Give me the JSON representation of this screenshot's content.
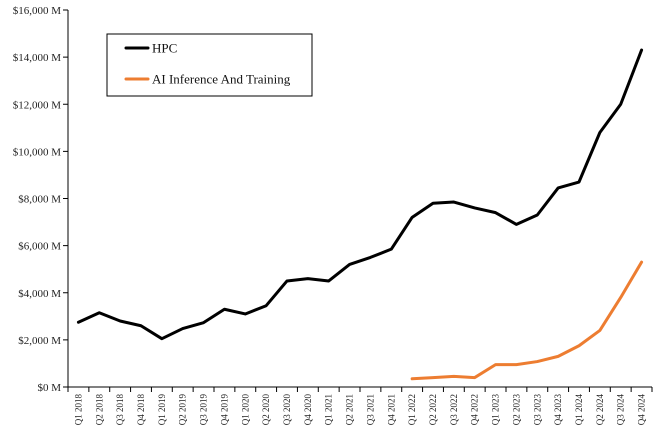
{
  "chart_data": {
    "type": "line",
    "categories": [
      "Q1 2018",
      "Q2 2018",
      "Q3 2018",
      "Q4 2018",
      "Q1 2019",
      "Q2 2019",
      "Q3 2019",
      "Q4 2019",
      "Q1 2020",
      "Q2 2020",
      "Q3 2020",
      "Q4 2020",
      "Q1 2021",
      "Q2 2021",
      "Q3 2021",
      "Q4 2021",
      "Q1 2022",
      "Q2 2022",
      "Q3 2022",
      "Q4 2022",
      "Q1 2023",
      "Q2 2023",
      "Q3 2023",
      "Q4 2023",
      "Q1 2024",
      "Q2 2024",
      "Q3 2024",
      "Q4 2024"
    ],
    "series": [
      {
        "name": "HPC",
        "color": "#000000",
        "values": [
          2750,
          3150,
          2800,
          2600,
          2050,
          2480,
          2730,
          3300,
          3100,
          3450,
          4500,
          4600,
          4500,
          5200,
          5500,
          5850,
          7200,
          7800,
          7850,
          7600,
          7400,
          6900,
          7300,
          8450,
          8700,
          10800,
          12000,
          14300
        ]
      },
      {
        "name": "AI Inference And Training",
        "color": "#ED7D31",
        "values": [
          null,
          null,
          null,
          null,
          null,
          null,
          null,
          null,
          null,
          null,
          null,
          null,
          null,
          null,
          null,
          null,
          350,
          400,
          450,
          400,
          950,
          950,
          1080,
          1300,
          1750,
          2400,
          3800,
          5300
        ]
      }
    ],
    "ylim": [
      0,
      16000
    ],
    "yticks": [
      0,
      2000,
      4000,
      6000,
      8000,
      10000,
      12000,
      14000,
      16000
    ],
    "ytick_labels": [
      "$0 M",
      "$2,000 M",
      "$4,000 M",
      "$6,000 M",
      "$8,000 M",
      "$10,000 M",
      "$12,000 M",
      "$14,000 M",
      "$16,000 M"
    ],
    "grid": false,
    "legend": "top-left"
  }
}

__________

From the records given above, reproduce all text exactly and exclude each picture.

Give me the JSON representation of this screenshot's content.
{
  "chart_data": {
    "type": "line",
    "categories": [
      "Q1 2018",
      "Q2 2018",
      "Q3 2018",
      "Q4 2018",
      "Q1 2019",
      "Q2 2019",
      "Q3 2019",
      "Q4 2019",
      "Q1 2020",
      "Q2 2020",
      "Q3 2020",
      "Q4 2020",
      "Q1 2021",
      "Q2 2021",
      "Q3 2021",
      "Q4 2021",
      "Q1 2022",
      "Q2 2022",
      "Q3 2022",
      "Q4 2022",
      "Q1 2023",
      "Q2 2023",
      "Q3 2023",
      "Q4 2023",
      "Q1 2024",
      "Q2 2024",
      "Q3 2024",
      "Q4 2024"
    ],
    "series": [
      {
        "name": "HPC",
        "color": "#000000",
        "values": [
          2750,
          3150,
          2800,
          2600,
          2050,
          2480,
          2730,
          3300,
          3100,
          3450,
          4500,
          4600,
          4500,
          5200,
          5500,
          5850,
          7200,
          7800,
          7850,
          7600,
          7400,
          6900,
          7300,
          8450,
          8700,
          10800,
          12000,
          14300
        ]
      },
      {
        "name": "AI Inference And Training",
        "color": "#ED7D31",
        "values": [
          null,
          null,
          null,
          null,
          null,
          null,
          null,
          null,
          null,
          null,
          null,
          null,
          null,
          null,
          null,
          null,
          350,
          400,
          450,
          400,
          950,
          950,
          1080,
          1300,
          1750,
          2400,
          3800,
          5300
        ]
      }
    ],
    "ylim": [
      0,
      16000
    ],
    "yticks": [
      0,
      2000,
      4000,
      6000,
      8000,
      10000,
      12000,
      14000,
      16000
    ],
    "ytick_labels": [
      "$0 M",
      "$2,000 M",
      "$4,000 M",
      "$6,000 M",
      "$8,000 M",
      "$10,000 M",
      "$12,000 M",
      "$14,000 M",
      "$16,000 M"
    ],
    "grid": false,
    "legend": "top-left"
  }
}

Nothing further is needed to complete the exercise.